[Data records]
________________

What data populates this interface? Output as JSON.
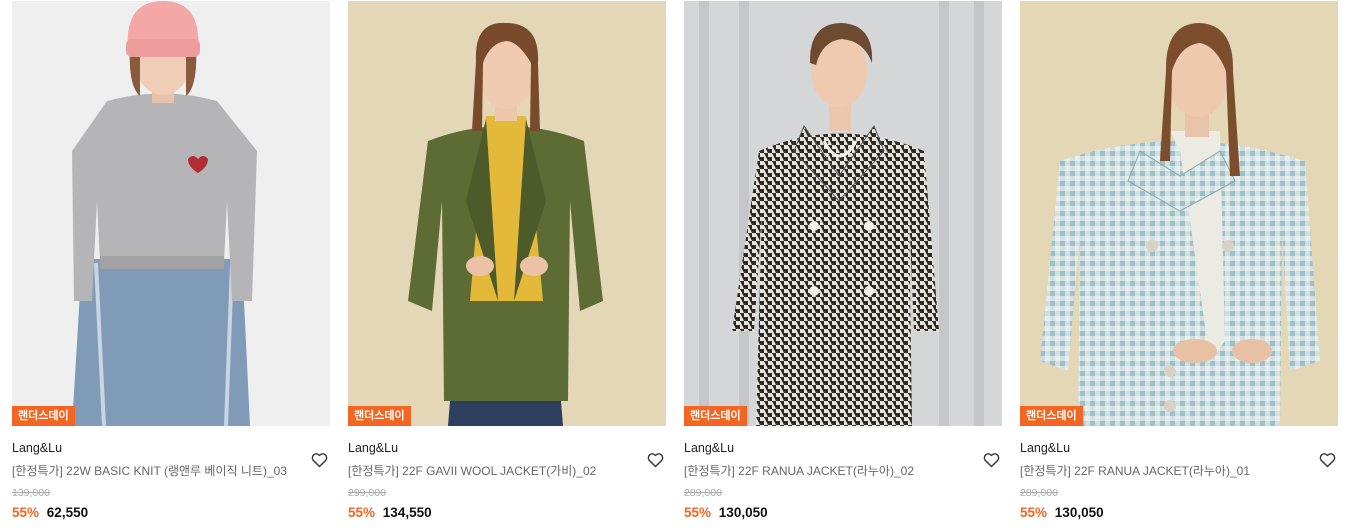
{
  "products": [
    {
      "badge": "랜더스데이",
      "brand": "Lang&Lu",
      "title": "[한정특가] 22W BASIC KNIT (랭앤루 베이직 니트)_03",
      "original_price": "139,000",
      "discount": "55%",
      "sale_price": "62,550"
    },
    {
      "badge": "랜더스데이",
      "brand": "Lang&Lu",
      "title": "[한정특가] 22F GAVII WOOL JACKET(가비)_02",
      "original_price": "299,000",
      "discount": "55%",
      "sale_price": "134,550"
    },
    {
      "badge": "랜더스데이",
      "brand": "Lang&Lu",
      "title": "[한정특가] 22F RANUA JACKET(라누아)_02",
      "original_price": "289,000",
      "discount": "55%",
      "sale_price": "130,050"
    },
    {
      "badge": "랜더스데이",
      "brand": "Lang&Lu",
      "title": "[한정특가] 22F RANUA JACKET(라누아)_01",
      "original_price": "289,000",
      "discount": "55%",
      "sale_price": "130,050"
    }
  ],
  "colors": {
    "accent": "#f26522",
    "text": "#222222",
    "muted": "#666666",
    "strike": "#aaaaaa"
  },
  "icons": {
    "wishlist": "heart-outline-icon"
  }
}
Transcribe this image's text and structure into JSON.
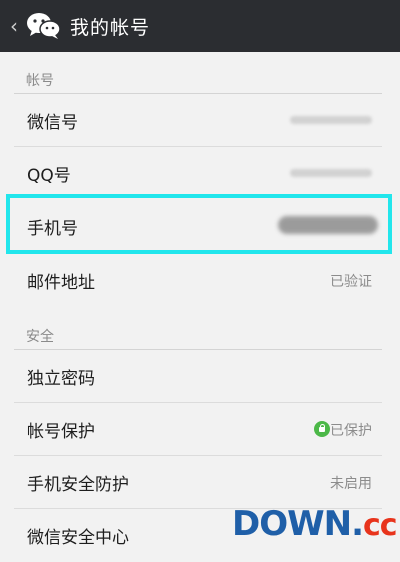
{
  "header": {
    "back_glyph": "‹",
    "title": "我的帐号",
    "colors": {
      "background": "#2b2d31",
      "text": "#ffffff"
    }
  },
  "sections": {
    "account": {
      "label": "帐号"
    },
    "security": {
      "label": "安全"
    }
  },
  "rows": {
    "wechat_id": {
      "label": "微信号",
      "value_redacted": true
    },
    "qq_id": {
      "label": "QQ号",
      "value_redacted": true
    },
    "phone": {
      "label": "手机号",
      "value_redacted": true
    },
    "email": {
      "label": "邮件地址",
      "value": "已验证"
    },
    "password": {
      "label": "独立密码"
    },
    "account_protection": {
      "label": "帐号保护",
      "value": "已保护"
    },
    "phone_security": {
      "label": "手机安全防护",
      "value": "未启用"
    },
    "security_center": {
      "label": "微信安全中心"
    }
  },
  "highlight_color": "#22e6ec",
  "watermark": {
    "main": "DOWN",
    "dot": ".",
    "suffix": "cc"
  }
}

________________

Every record must be copied exactly, with the pictures left out.

What data populates this interface? Output as JSON.
{
  "products": [
    {
      "badge": "랜더스데이",
      "brand": "Lang&Lu",
      "title": "[한정특가] 22W BASIC KNIT (랭앤루 베이직 니트)_03",
      "original_price": "139,000",
      "discount": "55%",
      "sale_price": "62,550"
    },
    {
      "badge": "랜더스데이",
      "brand": "Lang&Lu",
      "title": "[한정특가] 22F GAVII WOOL JACKET(가비)_02",
      "original_price": "299,000",
      "discount": "55%",
      "sale_price": "134,550"
    },
    {
      "badge": "랜더스데이",
      "brand": "Lang&Lu",
      "title": "[한정특가] 22F RANUA JACKET(라누아)_02",
      "original_price": "289,000",
      "discount": "55%",
      "sale_price": "130,050"
    },
    {
      "badge": "랜더스데이",
      "brand": "Lang&Lu",
      "title": "[한정특가] 22F RANUA JACKET(라누아)_01",
      "original_price": "289,000",
      "discount": "55%",
      "sale_price": "130,050"
    }
  ],
  "colors": {
    "accent": "#f26522",
    "text": "#222222",
    "muted": "#666666",
    "strike": "#aaaaaa"
  },
  "icons": {
    "wishlist": "heart-outline-icon"
  }
}
Transcribe this image's text and structure into JSON.
{
  "header": {
    "back_glyph": "‹",
    "title": "我的帐号",
    "colors": {
      "background": "#2b2d31",
      "text": "#ffffff"
    }
  },
  "sections": {
    "account": {
      "label": "帐号"
    },
    "security": {
      "label": "安全"
    }
  },
  "rows": {
    "wechat_id": {
      "label": "微信号",
      "value_redacted": true
    },
    "qq_id": {
      "label": "QQ号",
      "value_redacted": true
    },
    "phone": {
      "label": "手机号",
      "value_redacted": true
    },
    "email": {
      "label": "邮件地址",
      "value": "已验证"
    },
    "password": {
      "label": "独立密码"
    },
    "account_protection": {
      "label": "帐号保护",
      "value": "已保护"
    },
    "phone_security": {
      "label": "手机安全防护",
      "value": "未启用"
    },
    "security_center": {
      "label": "微信安全中心"
    }
  },
  "highlight_color": "#22e6ec",
  "watermark": {
    "main": "DOWN",
    "dot": ".",
    "suffix": "cc"
  }
}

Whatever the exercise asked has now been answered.